YOUR GOAL:
Check each line of the material below, and copy it if it holds the string "各事业单位".

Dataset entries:

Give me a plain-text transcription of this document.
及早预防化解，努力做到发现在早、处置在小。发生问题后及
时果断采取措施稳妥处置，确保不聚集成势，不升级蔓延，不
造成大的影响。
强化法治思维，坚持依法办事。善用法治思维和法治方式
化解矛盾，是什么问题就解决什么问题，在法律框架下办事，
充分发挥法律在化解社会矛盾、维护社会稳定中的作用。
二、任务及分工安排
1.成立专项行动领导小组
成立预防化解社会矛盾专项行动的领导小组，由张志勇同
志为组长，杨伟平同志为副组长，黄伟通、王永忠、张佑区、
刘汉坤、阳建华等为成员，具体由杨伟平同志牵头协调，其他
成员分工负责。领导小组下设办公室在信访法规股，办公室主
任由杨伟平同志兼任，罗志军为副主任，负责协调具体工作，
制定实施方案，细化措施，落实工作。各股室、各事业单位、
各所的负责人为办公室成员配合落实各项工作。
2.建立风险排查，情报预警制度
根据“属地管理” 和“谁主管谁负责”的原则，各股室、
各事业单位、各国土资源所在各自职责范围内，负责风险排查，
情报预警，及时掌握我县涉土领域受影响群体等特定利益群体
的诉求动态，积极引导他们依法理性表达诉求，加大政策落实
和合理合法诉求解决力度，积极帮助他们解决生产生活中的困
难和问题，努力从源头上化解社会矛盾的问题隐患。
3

WRITTEN REPLY:
制定实施方案，细化措施，落实工作。各股室、各事业单位、
各事业单位、各国土资源所在各自职责范围内，负责风险排查，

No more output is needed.